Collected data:
_ _ _ _ _
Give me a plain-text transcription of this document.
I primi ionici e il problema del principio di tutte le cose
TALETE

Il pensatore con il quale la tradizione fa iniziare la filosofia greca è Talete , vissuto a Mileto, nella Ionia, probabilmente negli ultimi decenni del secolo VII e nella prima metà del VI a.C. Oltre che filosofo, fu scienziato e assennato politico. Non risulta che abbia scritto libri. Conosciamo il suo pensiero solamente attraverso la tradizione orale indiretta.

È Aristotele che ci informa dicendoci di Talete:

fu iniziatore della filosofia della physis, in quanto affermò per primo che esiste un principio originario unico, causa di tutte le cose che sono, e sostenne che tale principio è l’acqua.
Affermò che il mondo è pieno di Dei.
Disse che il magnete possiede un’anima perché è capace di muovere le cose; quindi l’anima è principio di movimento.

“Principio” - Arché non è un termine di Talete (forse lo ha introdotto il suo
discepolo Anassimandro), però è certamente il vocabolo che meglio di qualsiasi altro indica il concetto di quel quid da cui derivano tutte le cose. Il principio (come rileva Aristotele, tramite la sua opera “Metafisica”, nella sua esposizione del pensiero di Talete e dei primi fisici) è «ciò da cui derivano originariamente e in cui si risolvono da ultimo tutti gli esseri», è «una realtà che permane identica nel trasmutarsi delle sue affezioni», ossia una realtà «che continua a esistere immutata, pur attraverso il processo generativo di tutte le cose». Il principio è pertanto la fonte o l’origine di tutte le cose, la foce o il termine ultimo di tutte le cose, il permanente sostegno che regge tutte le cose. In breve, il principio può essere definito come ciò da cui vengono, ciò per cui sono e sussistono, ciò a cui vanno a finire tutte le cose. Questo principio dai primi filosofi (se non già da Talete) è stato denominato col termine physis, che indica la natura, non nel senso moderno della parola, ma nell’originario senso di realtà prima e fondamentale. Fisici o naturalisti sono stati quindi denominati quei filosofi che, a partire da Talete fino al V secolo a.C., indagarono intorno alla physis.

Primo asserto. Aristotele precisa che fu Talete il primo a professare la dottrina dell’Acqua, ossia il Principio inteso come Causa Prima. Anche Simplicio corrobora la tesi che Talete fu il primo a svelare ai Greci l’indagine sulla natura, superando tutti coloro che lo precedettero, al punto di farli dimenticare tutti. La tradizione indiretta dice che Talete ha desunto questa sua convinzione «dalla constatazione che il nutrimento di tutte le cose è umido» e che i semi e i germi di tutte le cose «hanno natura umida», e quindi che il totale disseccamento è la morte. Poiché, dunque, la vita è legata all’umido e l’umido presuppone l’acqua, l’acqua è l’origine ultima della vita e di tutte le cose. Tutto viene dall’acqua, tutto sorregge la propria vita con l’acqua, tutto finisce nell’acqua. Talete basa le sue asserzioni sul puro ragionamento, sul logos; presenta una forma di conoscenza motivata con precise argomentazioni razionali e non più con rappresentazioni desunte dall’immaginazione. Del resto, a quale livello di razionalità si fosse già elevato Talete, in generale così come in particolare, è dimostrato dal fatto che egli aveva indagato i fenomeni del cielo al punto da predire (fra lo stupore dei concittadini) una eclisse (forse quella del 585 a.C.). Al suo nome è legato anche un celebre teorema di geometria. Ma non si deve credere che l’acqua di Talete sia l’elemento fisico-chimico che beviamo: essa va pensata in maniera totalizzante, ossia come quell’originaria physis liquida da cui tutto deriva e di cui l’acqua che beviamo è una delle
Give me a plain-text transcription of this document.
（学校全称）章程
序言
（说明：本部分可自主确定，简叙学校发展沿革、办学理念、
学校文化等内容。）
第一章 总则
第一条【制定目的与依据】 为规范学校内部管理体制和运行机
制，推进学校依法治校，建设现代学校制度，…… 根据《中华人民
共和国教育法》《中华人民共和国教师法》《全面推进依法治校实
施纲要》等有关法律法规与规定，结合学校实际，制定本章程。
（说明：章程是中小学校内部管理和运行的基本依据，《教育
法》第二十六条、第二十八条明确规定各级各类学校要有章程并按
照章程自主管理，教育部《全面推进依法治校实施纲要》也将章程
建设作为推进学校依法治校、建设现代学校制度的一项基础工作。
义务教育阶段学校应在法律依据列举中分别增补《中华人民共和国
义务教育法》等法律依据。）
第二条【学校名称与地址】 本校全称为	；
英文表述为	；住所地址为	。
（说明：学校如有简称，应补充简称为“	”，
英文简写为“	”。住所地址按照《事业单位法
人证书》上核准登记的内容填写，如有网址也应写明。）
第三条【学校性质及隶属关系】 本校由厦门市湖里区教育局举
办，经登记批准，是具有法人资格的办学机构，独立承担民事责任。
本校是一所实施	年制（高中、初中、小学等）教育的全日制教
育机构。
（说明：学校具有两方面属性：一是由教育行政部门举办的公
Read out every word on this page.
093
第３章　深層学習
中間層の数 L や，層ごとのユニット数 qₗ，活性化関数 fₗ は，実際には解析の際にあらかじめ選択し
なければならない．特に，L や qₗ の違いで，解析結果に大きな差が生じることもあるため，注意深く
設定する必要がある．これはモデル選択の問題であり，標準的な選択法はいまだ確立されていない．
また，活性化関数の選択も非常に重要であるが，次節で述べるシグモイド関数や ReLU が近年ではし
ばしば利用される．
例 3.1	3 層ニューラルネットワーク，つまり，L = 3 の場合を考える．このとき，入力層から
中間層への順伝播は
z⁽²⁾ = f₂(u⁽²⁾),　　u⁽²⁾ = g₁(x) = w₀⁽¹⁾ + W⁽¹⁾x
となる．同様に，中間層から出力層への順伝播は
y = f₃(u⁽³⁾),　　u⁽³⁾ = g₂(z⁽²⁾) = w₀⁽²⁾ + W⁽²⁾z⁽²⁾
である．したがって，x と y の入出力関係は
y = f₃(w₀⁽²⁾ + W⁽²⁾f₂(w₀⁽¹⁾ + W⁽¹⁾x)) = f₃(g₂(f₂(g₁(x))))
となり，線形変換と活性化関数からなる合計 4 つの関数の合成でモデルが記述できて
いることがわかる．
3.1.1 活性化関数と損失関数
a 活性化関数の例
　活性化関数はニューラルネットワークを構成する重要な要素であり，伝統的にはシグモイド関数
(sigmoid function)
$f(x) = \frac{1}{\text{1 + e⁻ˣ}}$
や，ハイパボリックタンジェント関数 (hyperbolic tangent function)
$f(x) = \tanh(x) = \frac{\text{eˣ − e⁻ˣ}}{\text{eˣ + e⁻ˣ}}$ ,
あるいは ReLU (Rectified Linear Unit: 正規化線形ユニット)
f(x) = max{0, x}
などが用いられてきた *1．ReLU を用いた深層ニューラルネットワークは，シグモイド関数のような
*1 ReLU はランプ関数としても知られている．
_ _ _ _ _
Written instruction:
Search the data above for the string "pensiero" and copy each line that has it.

Task solution:
Il pensatore con il quale la tradizione fa iniziare la filosofia greca è Talete , vissuto a Mileto, nella Ionia, probabilmente negli ultimi decenni del secolo VII e nella prima metà del VI a.C. Oltre che filosofo, fu scienziato e assennato politico. Non risulta che abbia scritto libri. Conosciamo il suo pensiero solamente attraverso la tradizione orale indiretta.
discepolo Anassimandro), però è certamente il vocabolo che meglio di qualsiasi altro indica il concetto di quel quid da cui derivano tutte le cose. Il principio (come rileva Aristotele, tramite la sua opera “Metafisica”, nella sua esposizione del pensiero di Talete e dei primi fisici) è «ciò da cui derivano originariamente e in cui si risolvono da ultimo tutti gli esseri», è «una realtà che permane identica nel trasmutarsi delle sue affezioni», ossia una realtà «che continua a esistere immutata, pur attraverso il processo generativo di tutte le cose». Il principio è pertanto la fonte o l’origine di tutte le cose, la foce o il termine ultimo di tutte le cose, il permanente sostegno che regge tutte le cose. In breve, il principio può essere definito come ciò da cui vengono, ciò per cui sono e sussistono, ciò a cui vanno a finire tutte le cose. Questo principio dai primi filosofi (se non già da Talete) è stato denominato col termine physis, che indica la natura, non nel senso moderno della parola, ma nell’originario senso di realtà prima e fondamentale. Fisici o naturalisti sono stati quindi denominati quei filosofi che, a partire da Talete fino al V secolo a.C., indagarono intorno alla physis.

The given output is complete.